## START
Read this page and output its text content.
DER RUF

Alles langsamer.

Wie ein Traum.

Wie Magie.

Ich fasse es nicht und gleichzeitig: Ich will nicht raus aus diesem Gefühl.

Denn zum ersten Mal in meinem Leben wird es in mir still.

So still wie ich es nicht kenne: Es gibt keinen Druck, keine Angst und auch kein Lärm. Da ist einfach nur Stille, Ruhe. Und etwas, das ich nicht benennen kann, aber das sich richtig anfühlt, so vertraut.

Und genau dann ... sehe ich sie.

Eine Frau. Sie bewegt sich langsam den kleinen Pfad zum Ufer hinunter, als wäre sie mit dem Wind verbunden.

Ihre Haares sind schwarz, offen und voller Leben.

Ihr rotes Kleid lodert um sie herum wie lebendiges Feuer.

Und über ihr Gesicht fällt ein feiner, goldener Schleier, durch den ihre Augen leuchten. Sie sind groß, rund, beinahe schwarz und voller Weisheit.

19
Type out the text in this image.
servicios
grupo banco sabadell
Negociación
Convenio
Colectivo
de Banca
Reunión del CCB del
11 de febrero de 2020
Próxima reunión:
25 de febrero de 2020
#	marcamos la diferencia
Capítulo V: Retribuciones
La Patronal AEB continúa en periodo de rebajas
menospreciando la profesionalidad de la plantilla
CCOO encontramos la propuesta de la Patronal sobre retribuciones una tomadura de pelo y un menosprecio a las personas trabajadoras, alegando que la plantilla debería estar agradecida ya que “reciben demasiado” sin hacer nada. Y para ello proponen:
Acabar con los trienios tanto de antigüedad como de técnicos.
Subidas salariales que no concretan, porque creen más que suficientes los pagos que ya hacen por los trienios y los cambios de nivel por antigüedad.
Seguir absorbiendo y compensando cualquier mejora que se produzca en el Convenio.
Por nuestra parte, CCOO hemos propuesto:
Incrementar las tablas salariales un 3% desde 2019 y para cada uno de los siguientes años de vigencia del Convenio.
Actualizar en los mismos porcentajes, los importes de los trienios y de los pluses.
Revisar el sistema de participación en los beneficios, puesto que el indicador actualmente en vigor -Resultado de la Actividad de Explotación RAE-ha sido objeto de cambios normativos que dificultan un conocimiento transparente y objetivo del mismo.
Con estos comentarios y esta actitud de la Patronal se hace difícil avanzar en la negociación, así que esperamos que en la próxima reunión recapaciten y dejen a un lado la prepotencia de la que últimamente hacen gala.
## END
_What the task asks_
Above are the records; retype them all without a single difference.

_Expected answer_
Read this page and output its text content.
DER RUF

Alles langsamer.

Wie ein Traum.

Wie Magie.

Ich fasse es nicht und gleichzeitig: Ich will nicht raus aus diesem Gefühl.

Denn zum ersten Mal in meinem Leben wird es in mir still.

So still wie ich es nicht kenne: Es gibt keinen Druck, keine Angst und auch kein Lärm. Da ist einfach nur Stille, Ruhe. Und etwas, das ich nicht benennen kann, aber das sich richtig anfühlt, so vertraut.

Und genau dann ... sehe ich sie.

Eine Frau. Sie bewegt sich langsam den kleinen Pfad zum Ufer hinunter, als wäre sie mit dem Wind verbunden.

Ihre Haares sind schwarz, offen und voller Leben.

Ihr rotes Kleid lodert um sie herum wie lebendiges Feuer.

Und über ihr Gesicht fällt ein feiner, goldener Schleier, durch den ihre Augen leuchten. Sie sind groß, rund, beinahe schwarz und voller Weisheit.

19
Type out the text in this image.
servicios
grupo banco sabadell
Negociación
Convenio
Colectivo
de Banca
Reunión del CCB del
11 de febrero de 2020
Próxima reunión:
25 de febrero de 2020
#	marcamos la diferencia
Capítulo V: Retribuciones
La Patronal AEB continúa en periodo de rebajas
menospreciando la profesionalidad de la plantilla
CCOO encontramos la propuesta de la Patronal sobre retribuciones una tomadura de pelo y un menosprecio a las personas trabajadoras, alegando que la plantilla debería estar agradecida ya que “reciben demasiado” sin hacer nada. Y para ello proponen:
Acabar con los trienios tanto de antigüedad como de técnicos.
Subidas salariales que no concretan, porque creen más que suficientes los pagos que ya hacen por los trienios y los cambios de nivel por antigüedad.
Seguir absorbiendo y compensando cualquier mejora que se produzca en el Convenio.
Por nuestra parte, CCOO hemos propuesto:
Incrementar las tablas salariales un 3% desde 2019 y para cada uno de los siguientes años de vigencia del Convenio.
Actualizar en los mismos porcentajes, los importes de los trienios y de los pluses.
Revisar el sistema de participación en los beneficios, puesto que el indicador actualmente en vigor -Resultado de la Actividad de Explotación RAE-ha sido objeto de cambios normativos que dificultan un conocimiento transparente y objetivo del mismo.
Con estos comentarios y esta actitud de la Patronal se hace difícil avanzar en la negociación, así que esperamos que en la próxima reunión recapaciten y dejen a un lado la prepotencia de la que últimamente hacen gala.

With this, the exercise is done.